• _TASK_
Everything in the listing should be restated word for word.

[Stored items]
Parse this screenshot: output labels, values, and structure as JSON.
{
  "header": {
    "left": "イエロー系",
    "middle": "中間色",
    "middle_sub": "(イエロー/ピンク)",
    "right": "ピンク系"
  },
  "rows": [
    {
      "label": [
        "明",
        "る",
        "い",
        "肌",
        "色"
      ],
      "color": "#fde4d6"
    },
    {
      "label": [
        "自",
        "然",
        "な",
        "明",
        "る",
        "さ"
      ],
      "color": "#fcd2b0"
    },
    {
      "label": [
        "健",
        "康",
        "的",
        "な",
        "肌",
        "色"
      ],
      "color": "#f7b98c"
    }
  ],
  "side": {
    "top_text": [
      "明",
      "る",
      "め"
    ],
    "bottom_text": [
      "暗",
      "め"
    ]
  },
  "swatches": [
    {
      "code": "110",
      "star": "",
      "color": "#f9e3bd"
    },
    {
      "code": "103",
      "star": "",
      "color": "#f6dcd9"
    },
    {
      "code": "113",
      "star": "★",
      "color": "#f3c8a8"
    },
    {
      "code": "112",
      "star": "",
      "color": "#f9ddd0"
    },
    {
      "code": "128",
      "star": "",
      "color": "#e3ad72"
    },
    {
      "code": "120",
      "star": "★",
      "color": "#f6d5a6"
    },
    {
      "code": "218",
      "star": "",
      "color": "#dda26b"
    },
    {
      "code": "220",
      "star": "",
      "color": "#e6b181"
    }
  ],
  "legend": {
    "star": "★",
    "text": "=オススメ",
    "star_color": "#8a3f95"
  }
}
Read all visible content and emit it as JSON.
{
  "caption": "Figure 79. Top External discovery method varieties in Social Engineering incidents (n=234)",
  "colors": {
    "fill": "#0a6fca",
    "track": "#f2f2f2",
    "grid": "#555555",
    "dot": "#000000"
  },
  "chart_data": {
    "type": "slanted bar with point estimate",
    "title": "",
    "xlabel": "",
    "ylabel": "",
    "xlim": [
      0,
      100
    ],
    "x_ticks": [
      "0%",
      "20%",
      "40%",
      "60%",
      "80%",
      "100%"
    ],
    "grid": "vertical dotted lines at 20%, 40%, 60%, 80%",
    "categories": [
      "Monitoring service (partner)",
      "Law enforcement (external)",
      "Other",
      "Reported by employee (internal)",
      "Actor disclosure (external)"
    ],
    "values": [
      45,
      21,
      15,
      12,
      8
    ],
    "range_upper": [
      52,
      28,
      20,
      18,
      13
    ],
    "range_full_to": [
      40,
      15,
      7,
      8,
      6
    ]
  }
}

• _RESULT_
Parse this screenshot: output labels, values, and structure as JSON.
{
  "header": {
    "left": "イエロー系",
    "middle": "中間色",
    "middle_sub": "(イエロー/ピンク)",
    "right": "ピンク系"
  },
  "rows": [
    {
      "label": [
        "明",
        "る",
        "い",
        "肌",
        "色"
      ],
      "color": "#fde4d6"
    },
    {
      "label": [
        "自",
        "然",
        "な",
        "明",
        "る",
        "さ"
      ],
      "color": "#fcd2b0"
    },
    {
      "label": [
        "健",
        "康",
        "的",
        "な",
        "肌",
        "色"
      ],
      "color": "#f7b98c"
    }
  ],
  "side": {
    "top_text": [
      "明",
      "る",
      "め"
    ],
    "bottom_text": [
      "暗",
      "め"
    ]
  },
  "swatches": [
    {
      "code": "110",
      "star": "",
      "color": "#f9e3bd"
    },
    {
      "code": "103",
      "star": "",
      "color": "#f6dcd9"
    },
    {
      "code": "113",
      "star": "★",
      "color": "#f3c8a8"
    },
    {
      "code": "112",
      "star": "",
      "color": "#f9ddd0"
    },
    {
      "code": "128",
      "star": "",
      "color": "#e3ad72"
    },
    {
      "code": "120",
      "star": "★",
      "color": "#f6d5a6"
    },
    {
      "code": "218",
      "star": "",
      "color": "#dda26b"
    },
    {
      "code": "220",
      "star": "",
      "color": "#e6b181"
    }
  ],
  "legend": {
    "star": "★",
    "text": "=オススメ",
    "star_color": "#8a3f95"
  }
}
Read all visible content and emit it as JSON.
{
  "caption": "Figure 79. Top External discovery method varieties in Social Engineering incidents (n=234)",
  "colors": {
    "fill": "#0a6fca",
    "track": "#f2f2f2",
    "grid": "#555555",
    "dot": "#000000"
  },
  "chart_data": {
    "type": "slanted bar with point estimate",
    "title": "",
    "xlabel": "",
    "ylabel": "",
    "xlim": [
      0,
      100
    ],
    "x_ticks": [
      "0%",
      "20%",
      "40%",
      "60%",
      "80%",
      "100%"
    ],
    "grid": "vertical dotted lines at 20%, 40%, 60%, 80%",
    "categories": [
      "Monitoring service (partner)",
      "Law enforcement (external)",
      "Other",
      "Reported by employee (internal)",
      "Actor disclosure (external)"
    ],
    "values": [
      45,
      21,
      15,
      12,
      8
    ],
    "range_upper": [
      52,
      28,
      20,
      18,
      13
    ],
    "range_full_to": [
      40,
      15,
      7,
      8,
      6
    ]
  }
}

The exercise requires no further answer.